_Instruction:_ Copy the data precisely, keeping every character.

_Entries supplied:_
▬▬▬▬▬▬

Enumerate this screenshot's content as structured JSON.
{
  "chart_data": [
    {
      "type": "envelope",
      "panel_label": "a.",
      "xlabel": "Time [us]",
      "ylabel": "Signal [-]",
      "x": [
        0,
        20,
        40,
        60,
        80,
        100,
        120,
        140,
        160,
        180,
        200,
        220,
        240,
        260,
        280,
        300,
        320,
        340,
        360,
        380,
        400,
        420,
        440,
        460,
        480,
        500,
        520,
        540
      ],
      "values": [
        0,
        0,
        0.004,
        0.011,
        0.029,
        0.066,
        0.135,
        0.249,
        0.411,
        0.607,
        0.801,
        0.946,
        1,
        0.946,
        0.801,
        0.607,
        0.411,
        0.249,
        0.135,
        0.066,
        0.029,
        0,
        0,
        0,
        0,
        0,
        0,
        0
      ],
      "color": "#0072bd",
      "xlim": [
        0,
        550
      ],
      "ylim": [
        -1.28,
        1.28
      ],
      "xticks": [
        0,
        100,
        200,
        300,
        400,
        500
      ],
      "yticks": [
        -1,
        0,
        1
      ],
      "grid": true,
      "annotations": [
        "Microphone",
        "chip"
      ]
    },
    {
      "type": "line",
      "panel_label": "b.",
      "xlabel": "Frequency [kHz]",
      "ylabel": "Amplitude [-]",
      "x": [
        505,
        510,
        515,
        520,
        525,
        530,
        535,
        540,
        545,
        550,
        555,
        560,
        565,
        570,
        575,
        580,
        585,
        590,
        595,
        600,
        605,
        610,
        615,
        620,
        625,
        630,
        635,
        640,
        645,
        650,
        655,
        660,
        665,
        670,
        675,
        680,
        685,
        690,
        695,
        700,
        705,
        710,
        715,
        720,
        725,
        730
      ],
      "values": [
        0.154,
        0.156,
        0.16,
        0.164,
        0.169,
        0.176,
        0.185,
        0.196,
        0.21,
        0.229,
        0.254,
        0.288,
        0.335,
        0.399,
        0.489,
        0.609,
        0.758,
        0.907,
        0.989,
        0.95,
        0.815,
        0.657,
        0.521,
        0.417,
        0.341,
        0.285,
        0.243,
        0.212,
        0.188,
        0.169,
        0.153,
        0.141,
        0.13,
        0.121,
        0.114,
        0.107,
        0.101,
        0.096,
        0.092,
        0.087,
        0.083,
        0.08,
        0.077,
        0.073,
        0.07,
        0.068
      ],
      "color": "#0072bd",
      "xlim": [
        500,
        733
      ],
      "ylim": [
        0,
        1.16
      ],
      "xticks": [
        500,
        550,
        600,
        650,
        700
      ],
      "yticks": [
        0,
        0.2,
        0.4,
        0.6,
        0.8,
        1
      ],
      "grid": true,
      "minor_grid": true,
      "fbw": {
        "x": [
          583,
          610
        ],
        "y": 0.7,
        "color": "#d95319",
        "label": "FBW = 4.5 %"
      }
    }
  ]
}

▬▬▬▬▬▬

_Exercise result:_
Enumerate this screenshot's content as structured JSON.
{
  "chart_data": [
    {
      "type": "envelope",
      "panel_label": "a.",
      "xlabel": "Time [us]",
      "ylabel": "Signal [-]",
      "x": [
        0,
        20,
        40,
        60,
        80,
        100,
        120,
        140,
        160,
        180,
        200,
        220,
        240,
        260,
        280,
        300,
        320,
        340,
        360,
        380,
        400,
        420,
        440,
        460,
        480,
        500,
        520,
        540
      ],
      "values": [
        0,
        0,
        0.004,
        0.011,
        0.029,
        0.066,
        0.135,
        0.249,
        0.411,
        0.607,
        0.801,
        0.946,
        1,
        0.946,
        0.801,
        0.607,
        0.411,
        0.249,
        0.135,
        0.066,
        0.029,
        0,
        0,
        0,
        0,
        0,
        0,
        0
      ],
      "color": "#0072bd",
      "xlim": [
        0,
        550
      ],
      "ylim": [
        -1.28,
        1.28
      ],
      "xticks": [
        0,
        100,
        200,
        300,
        400,
        500
      ],
      "yticks": [
        -1,
        0,
        1
      ],
      "grid": true,
      "annotations": [
        "Microphone",
        "chip"
      ]
    },
    {
      "type": "line",
      "panel_label": "b.",
      "xlabel": "Frequency [kHz]",
      "ylabel": "Amplitude [-]",
      "x": [
        505,
        510,
        515,
        520,
        525,
        530,
        535,
        540,
        545,
        550,
        555,
        560,
        565,
        570,
        575,
        580,
        585,
        590,
        595,
        600,
        605,
        610,
        615,
        620,
        625,
        630,
        635,
        640,
        645,
        650,
        655,
        660,
        665,
        670,
        675,
        680,
        685,
        690,
        695,
        700,
        705,
        710,
        715,
        720,
        725,
        730
      ],
      "values": [
        0.154,
        0.156,
        0.16,
        0.164,
        0.169,
        0.176,
        0.185,
        0.196,
        0.21,
        0.229,
        0.254,
        0.288,
        0.335,
        0.399,
        0.489,
        0.609,
        0.758,
        0.907,
        0.989,
        0.95,
        0.815,
        0.657,
        0.521,
        0.417,
        0.341,
        0.285,
        0.243,
        0.212,
        0.188,
        0.169,
        0.153,
        0.141,
        0.13,
        0.121,
        0.114,
        0.107,
        0.101,
        0.096,
        0.092,
        0.087,
        0.083,
        0.08,
        0.077,
        0.073,
        0.07,
        0.068
      ],
      "color": "#0072bd",
      "xlim": [
        500,
        733
      ],
      "ylim": [
        0,
        1.16
      ],
      "xticks": [
        500,
        550,
        600,
        650,
        700
      ],
      "yticks": [
        0,
        0.2,
        0.4,
        0.6,
        0.8,
        1
      ],
      "grid": true,
      "minor_grid": true,
      "fbw": {
        "x": [
          583,
          610
        ],
        "y": 0.7,
        "color": "#d95319",
        "label": "FBW = 4.5 %"
      }
    }
  ]
}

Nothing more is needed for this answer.